Rewrite the processor review from "With the release" to "synthetic CPU tests.", substituting "prior generation" for "previous generation".

> _SOURCE TEXT_:
** begin **
With the release of a new processor the biggest question asked invariable comes down to how it compares to the previous generation. What we are looking for is performance gains, if any, and how much of an improvement we can expect to see. To fully answer this question we need to compare results from obtained from actual gameplay as well as synthetic CPU tests.

In addition to directly comparing Core i7 to Core 2 Quad, we will also see what kinds of gains you can expect out of current top-end graphics cards on an X58 system. As mentioned earlier, the inclusion of SLI on the X58 chipset will allow us to obtain the most accurate multi-GPU comparison possible. One drawback of our P6T Deluxe testbed is the lack of support for 3-way SLI. Keeping this limitation in mind, we will still be able to see how well the GTX 280’s scale on the X58 compared to nVIDIA’s 790i Ultra chipset as well as compare scaling between one 4870X2 and two 4870X2’s on the X58 and a P45-based motherboard.

Two of the other burning questions on users’ minds is triple channel DDR3 memory support on the X58 chipset and the return of Hyperthreading. In a nutshell, do these technologies bring anything to the table that is tangible? We will investigate these new technologies to the fullest in the coming pages.

Our testing methods are quite straightforward. When testing a game, all possible in-game settings are maxed out. Maximum AA settings vary depending on the graphics card used, and have been noted above. We run each game at a resolution of 1680×1050 (sorry guys, the 2560 x 1920 30″ Dell did not arrive in time for this review).

Synthetic tests are run at default settings, including 3Dmark06 and Vantage. While there are many programs and games out there that offer good results for review purposes, I have chosen to use the ones listed in the test setup basically for reproducability, ease of use, and consistency with previous reviews.

3Dmark06 and 3Dmark Vantage are great videocard benchmarking programs. These programs are mainly used in the overclocking world. A mixture of CPU tests and graphics tests are scored and combined to give you a total score. Vantage is Futuremarks latest test suite and is geared towards Directx 10 and Windows Vista only.

Our first comparison is designed to look at the scaleability of nVIDIA’s GTX 280 cards in single card and SLI configurations as well as ATI’s 4870X2 in single card and dual 4870X2 CrossFireX configurations. Stock CPU and GPU speeds were used for all of these comparisons.

[img]3dmark06 cpu.jpg[/img]

The Core i7 940 manages to outmuscle the QX9650 by 809 3Dmarks, an 18% advantage.

[img]3dmark vantage cpu.jpg[/img]

In 3Dmark Vantage we see a difference of 5675 3Dmarks, or an increase of 45% over the QX9650.

There is no doubt that Nehalem is faster clock for clock when comparing the CPU results in 3Dmark06 and Vantage. But does Nehalem impact the GPU in both single card or multi-GPU setups? Let’s find out…

[img]3dmark06 scaling.jpg[/img]

With SLI utilitzing dual GTX 280s, we can see a noticeable increase in going from one card to two on the X58 platform compared to the 790i. The increase is not earth-shattering, but nearly 2000 3Dmarks is nothing to sneeze at. And the X58 boasts an 1100 3Dmark point advantage on the single card front over the 790i platform. That’s an 11% advantage in SLI mode, and a 7% advantage in single card mode. Multi-GPU scaling is also better on the X58 platform. Going from one to two cards on the X58 system yields an advantage of 9% almost double the 5.5% increase seen with the 790i platform.
** end **
Stored items
** begin **
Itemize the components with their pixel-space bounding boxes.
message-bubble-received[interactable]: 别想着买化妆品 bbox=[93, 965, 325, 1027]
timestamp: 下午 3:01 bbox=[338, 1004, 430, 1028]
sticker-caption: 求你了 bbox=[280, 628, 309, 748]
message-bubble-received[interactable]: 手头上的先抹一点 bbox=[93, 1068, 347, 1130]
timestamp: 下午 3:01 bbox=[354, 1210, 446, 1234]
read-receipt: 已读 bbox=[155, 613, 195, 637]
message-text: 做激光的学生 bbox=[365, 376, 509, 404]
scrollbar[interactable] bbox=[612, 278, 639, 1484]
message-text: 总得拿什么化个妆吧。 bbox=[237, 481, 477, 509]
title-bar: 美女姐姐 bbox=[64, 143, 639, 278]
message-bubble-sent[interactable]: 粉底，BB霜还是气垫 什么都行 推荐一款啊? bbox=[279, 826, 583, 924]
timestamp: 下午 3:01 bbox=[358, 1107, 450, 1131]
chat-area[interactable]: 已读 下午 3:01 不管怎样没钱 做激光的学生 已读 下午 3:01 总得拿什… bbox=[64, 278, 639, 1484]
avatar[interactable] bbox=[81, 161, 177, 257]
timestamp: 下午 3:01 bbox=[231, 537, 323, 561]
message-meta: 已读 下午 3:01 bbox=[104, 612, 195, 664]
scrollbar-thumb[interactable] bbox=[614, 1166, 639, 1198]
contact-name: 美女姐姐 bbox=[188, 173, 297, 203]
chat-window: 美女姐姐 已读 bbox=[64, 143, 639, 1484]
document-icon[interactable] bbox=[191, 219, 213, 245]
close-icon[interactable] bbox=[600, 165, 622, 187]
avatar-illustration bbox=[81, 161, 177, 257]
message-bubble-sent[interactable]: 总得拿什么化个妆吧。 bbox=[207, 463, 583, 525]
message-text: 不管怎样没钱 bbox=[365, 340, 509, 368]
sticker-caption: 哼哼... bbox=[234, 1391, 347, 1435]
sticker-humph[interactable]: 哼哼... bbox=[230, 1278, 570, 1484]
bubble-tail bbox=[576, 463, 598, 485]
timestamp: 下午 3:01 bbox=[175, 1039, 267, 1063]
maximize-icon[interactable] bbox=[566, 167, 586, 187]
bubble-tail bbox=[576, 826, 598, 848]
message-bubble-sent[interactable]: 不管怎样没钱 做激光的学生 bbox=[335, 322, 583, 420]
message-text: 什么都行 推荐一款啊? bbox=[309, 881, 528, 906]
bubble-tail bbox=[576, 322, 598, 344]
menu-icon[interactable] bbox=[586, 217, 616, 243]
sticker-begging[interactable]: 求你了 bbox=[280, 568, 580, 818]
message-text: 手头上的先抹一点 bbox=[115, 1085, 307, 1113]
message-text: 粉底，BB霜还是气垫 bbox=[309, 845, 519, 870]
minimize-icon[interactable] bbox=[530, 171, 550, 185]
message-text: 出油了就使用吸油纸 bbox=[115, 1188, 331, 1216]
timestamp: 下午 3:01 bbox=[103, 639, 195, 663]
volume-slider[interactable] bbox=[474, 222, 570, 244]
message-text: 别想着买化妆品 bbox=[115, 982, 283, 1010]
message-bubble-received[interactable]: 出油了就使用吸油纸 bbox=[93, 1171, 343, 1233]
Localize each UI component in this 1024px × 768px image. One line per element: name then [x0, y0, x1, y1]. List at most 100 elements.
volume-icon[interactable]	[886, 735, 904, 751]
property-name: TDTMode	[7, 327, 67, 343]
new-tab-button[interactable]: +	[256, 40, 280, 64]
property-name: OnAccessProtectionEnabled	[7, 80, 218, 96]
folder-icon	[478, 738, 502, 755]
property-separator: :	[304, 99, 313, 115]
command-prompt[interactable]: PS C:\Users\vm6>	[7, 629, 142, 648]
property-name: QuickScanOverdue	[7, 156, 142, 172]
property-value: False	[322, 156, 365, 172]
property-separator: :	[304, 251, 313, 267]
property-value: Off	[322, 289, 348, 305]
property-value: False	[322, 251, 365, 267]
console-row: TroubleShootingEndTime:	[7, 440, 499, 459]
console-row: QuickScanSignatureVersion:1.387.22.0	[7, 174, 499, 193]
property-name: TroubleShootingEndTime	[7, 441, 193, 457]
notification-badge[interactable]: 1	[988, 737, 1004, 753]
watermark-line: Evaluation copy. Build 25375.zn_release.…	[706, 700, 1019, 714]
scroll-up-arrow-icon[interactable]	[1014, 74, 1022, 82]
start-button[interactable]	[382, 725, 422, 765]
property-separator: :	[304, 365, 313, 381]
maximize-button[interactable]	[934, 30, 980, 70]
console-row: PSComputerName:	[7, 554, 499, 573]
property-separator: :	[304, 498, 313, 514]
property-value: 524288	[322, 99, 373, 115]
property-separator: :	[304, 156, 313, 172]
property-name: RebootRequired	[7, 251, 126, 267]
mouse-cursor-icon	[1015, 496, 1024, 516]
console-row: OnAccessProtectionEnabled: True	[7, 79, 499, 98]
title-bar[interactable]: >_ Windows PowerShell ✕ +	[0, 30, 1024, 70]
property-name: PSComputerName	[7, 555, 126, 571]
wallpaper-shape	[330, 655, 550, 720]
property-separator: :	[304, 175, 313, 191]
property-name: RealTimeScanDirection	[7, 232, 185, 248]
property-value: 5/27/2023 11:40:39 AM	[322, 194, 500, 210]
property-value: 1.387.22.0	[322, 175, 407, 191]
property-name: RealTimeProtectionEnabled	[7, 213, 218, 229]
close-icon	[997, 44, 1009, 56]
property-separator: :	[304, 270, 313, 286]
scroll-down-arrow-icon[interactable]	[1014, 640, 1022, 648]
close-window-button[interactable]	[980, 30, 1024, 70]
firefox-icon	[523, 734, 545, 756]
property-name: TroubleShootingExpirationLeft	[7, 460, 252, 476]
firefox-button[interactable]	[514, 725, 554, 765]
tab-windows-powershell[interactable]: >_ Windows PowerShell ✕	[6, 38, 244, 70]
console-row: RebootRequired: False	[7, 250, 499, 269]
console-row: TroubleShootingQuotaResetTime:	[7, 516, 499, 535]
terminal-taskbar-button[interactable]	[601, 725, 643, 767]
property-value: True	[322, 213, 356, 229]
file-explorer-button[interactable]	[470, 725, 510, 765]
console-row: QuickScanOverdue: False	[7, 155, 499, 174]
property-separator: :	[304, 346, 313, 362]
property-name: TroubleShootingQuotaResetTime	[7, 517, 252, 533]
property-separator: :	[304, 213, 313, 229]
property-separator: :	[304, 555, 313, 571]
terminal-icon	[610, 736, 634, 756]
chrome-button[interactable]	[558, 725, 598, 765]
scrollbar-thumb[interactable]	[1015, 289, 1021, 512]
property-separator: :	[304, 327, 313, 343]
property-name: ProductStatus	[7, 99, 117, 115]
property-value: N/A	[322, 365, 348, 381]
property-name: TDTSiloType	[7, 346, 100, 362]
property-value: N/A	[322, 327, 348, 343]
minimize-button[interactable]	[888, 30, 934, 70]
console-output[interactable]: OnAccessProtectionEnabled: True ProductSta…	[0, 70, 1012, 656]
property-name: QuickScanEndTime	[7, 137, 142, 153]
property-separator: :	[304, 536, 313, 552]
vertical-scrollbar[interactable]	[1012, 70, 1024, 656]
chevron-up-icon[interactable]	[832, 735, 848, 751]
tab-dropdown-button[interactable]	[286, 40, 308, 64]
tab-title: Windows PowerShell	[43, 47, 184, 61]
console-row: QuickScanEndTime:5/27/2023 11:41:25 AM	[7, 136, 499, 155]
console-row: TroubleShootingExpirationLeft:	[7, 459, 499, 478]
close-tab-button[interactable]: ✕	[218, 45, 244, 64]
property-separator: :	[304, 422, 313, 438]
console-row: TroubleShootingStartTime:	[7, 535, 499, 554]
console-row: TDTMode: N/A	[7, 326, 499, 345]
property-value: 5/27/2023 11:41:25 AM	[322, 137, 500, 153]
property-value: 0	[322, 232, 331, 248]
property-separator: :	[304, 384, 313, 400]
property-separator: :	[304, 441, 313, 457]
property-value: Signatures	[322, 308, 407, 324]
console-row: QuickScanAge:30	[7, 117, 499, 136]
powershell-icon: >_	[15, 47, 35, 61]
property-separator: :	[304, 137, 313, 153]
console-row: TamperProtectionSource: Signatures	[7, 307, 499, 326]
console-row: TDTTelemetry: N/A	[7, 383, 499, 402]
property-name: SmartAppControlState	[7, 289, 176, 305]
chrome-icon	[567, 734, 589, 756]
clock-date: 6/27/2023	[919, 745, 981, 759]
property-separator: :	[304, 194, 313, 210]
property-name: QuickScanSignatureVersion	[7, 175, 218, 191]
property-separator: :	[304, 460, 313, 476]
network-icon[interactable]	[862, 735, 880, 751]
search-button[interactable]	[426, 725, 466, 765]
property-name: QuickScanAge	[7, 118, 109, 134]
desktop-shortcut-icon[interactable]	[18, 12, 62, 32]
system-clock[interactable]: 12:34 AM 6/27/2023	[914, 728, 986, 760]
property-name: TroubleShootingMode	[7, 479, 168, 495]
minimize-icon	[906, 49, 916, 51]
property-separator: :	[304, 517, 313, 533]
** end **
> _OUTPUT FOR THIS TASK_:
With the release of a new processor the biggest question asked invariable comes down to how it compares to the prior generation. What we are looking for is performance gains, if any, and how much of an improvement we can expect to see. To fully answer this question we need to compare results from obtained from actual gameplay as well as synthetic CPU tests.